Exercise data:
★ ★ ★
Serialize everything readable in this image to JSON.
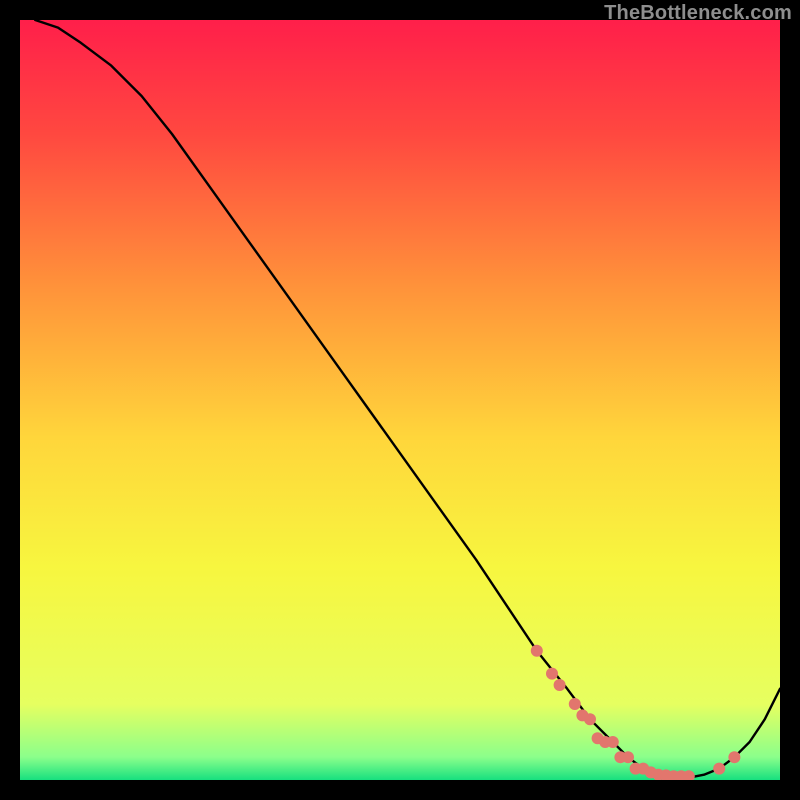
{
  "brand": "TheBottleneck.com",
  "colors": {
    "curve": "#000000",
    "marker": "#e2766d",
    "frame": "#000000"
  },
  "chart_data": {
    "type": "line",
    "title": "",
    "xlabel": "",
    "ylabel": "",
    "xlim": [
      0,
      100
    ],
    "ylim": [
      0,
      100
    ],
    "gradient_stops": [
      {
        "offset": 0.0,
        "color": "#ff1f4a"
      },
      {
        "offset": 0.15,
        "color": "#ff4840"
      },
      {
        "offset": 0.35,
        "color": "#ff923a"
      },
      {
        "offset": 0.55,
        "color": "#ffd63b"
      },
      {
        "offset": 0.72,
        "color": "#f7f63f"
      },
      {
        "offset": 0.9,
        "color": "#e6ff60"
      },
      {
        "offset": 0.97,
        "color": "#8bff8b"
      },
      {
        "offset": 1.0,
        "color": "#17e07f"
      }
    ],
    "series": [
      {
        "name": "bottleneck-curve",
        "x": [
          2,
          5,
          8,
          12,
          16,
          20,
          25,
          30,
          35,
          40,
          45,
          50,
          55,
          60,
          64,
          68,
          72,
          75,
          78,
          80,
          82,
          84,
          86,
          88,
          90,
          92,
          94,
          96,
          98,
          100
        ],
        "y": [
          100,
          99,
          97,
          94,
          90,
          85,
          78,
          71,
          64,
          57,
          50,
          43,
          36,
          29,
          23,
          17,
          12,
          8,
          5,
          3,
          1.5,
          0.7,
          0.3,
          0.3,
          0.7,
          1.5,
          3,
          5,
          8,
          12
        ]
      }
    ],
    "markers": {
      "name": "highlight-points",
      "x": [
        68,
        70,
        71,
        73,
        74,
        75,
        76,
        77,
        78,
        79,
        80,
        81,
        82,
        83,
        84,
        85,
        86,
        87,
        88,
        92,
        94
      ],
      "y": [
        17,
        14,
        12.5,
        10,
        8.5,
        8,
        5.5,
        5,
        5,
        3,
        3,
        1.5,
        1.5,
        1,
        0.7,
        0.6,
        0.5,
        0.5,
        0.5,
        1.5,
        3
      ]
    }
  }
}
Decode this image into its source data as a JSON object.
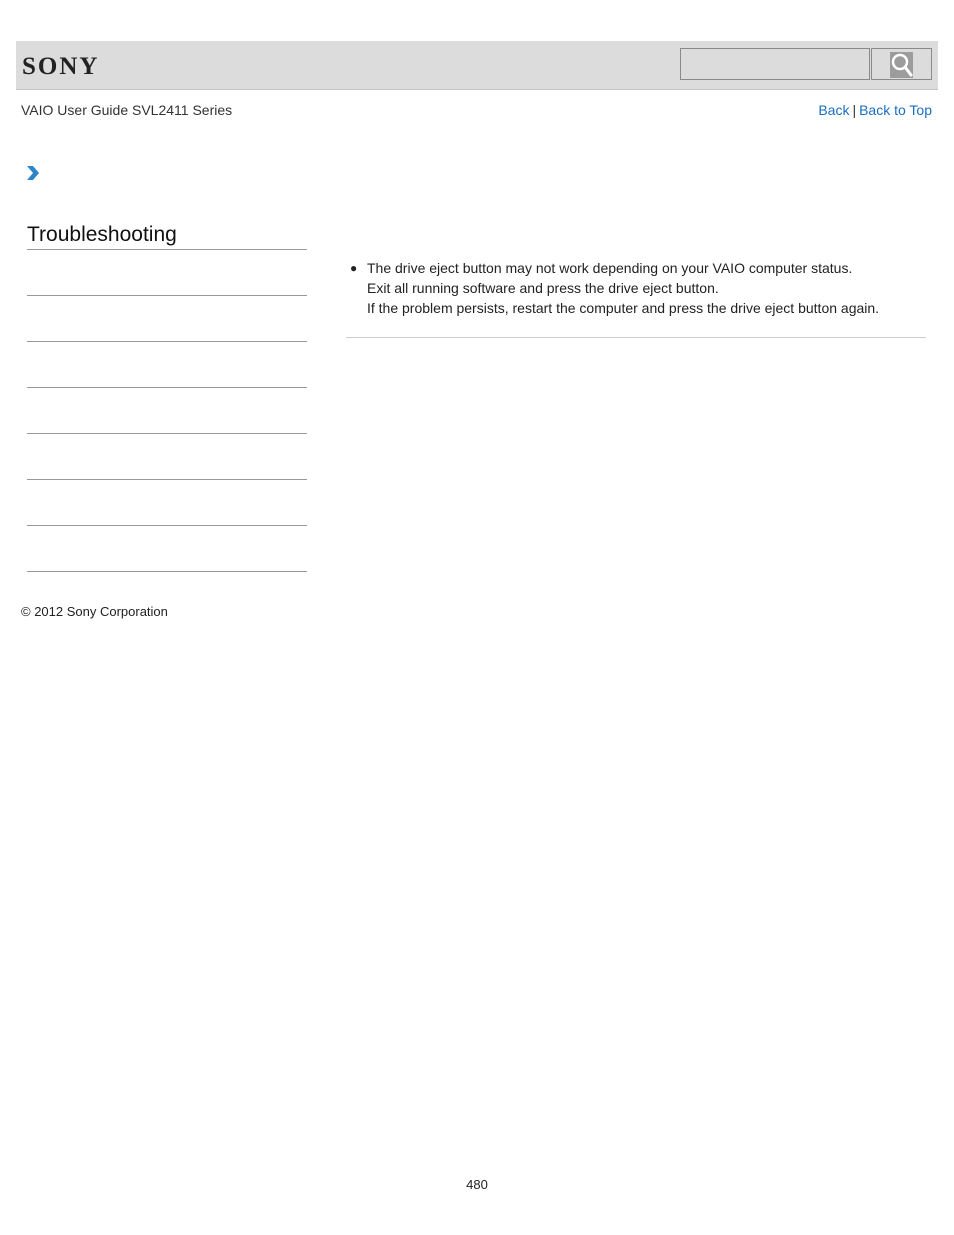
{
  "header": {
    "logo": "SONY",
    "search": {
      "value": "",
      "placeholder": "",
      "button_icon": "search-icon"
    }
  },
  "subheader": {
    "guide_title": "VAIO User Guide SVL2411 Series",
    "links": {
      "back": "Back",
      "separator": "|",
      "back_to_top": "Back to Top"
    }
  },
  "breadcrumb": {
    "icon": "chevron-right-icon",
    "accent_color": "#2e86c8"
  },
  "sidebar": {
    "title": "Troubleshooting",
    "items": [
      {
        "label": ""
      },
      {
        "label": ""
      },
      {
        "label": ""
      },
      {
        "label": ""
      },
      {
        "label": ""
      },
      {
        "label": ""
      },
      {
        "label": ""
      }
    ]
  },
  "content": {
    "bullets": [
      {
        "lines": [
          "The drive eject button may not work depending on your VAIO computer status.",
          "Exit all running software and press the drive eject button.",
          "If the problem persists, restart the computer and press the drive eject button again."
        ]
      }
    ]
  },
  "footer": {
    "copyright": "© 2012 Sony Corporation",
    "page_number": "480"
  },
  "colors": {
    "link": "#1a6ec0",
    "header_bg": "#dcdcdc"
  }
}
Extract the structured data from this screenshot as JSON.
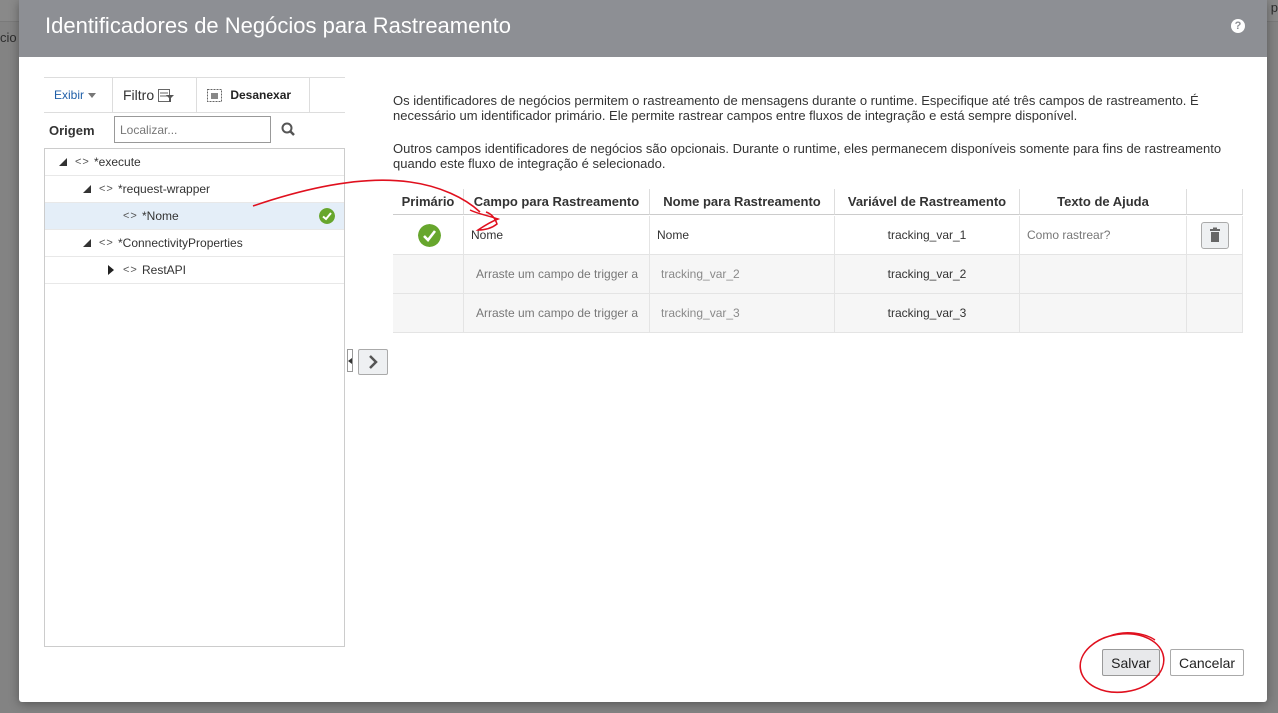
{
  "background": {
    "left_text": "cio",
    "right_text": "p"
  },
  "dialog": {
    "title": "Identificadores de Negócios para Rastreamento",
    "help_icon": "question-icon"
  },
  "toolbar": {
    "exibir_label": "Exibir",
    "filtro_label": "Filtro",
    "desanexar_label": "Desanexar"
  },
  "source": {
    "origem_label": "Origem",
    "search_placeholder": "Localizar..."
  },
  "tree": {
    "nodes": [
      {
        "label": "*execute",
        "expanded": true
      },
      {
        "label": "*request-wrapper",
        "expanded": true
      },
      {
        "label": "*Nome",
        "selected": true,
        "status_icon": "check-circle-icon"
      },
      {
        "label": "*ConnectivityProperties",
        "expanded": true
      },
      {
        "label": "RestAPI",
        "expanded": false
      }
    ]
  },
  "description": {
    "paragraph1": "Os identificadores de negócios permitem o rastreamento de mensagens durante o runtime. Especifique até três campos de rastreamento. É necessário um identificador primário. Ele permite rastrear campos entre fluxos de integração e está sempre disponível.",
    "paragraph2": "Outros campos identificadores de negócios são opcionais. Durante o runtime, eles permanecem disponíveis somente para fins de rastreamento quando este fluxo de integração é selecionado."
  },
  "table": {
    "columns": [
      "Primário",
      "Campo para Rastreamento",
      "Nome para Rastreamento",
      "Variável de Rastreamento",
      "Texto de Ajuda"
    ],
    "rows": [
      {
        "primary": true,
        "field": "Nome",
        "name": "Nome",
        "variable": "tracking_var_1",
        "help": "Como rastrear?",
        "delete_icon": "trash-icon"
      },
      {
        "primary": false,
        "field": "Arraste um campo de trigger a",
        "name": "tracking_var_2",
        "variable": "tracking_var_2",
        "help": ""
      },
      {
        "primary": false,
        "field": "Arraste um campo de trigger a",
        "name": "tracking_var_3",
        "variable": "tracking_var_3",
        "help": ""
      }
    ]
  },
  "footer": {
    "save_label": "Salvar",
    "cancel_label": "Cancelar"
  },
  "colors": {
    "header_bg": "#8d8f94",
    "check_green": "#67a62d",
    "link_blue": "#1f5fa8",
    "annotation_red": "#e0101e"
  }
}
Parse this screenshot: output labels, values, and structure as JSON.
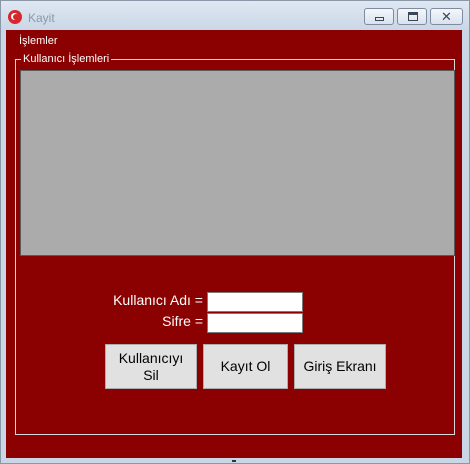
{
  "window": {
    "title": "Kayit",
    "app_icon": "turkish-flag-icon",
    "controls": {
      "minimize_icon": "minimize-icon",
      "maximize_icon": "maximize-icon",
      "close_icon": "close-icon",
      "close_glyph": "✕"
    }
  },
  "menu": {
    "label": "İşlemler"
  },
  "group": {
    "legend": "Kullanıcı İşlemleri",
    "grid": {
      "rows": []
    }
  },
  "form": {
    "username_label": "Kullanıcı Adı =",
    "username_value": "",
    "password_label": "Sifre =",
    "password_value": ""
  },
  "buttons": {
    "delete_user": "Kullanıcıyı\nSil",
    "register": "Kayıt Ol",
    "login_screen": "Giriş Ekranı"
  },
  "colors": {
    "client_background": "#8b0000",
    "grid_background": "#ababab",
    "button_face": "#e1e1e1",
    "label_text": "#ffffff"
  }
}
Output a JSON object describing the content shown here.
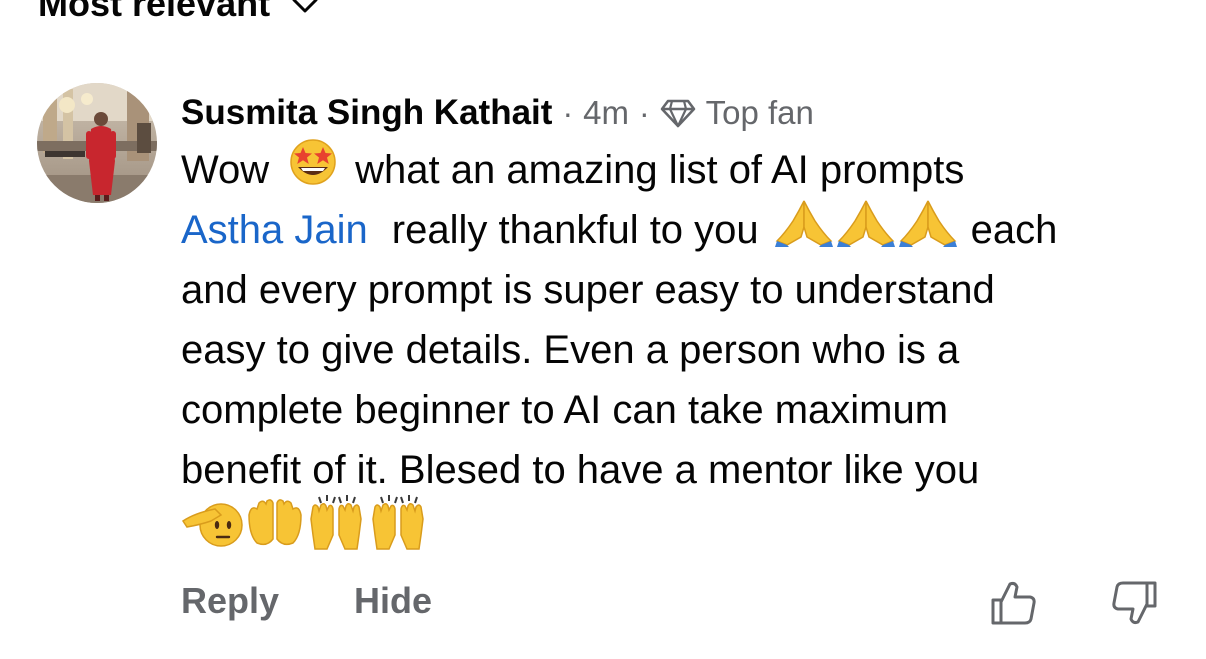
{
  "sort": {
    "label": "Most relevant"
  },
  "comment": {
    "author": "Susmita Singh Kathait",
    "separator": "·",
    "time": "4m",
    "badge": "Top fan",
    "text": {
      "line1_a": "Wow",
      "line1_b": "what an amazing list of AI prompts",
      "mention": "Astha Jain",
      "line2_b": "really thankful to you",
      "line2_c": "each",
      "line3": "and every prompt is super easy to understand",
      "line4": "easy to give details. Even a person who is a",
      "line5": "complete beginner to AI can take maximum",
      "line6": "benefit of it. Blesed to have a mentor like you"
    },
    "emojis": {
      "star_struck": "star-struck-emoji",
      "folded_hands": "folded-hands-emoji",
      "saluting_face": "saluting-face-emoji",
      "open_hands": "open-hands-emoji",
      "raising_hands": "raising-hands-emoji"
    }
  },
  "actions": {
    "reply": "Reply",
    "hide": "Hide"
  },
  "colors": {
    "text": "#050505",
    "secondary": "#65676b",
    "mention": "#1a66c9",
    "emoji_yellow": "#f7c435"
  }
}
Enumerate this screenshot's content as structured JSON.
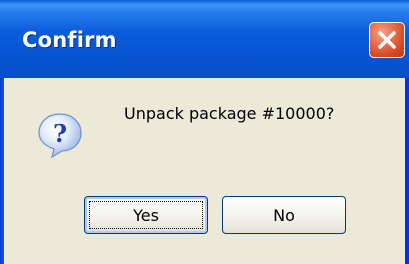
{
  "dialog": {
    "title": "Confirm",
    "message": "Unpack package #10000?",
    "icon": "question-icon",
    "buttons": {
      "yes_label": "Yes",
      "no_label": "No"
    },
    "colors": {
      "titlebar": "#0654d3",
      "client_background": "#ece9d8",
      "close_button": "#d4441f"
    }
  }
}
★ ★ ★
Your task:
Find every line that holds "source" and copy it.

Complete output:
Decode this image into its source data as a JSON object.
  "source": {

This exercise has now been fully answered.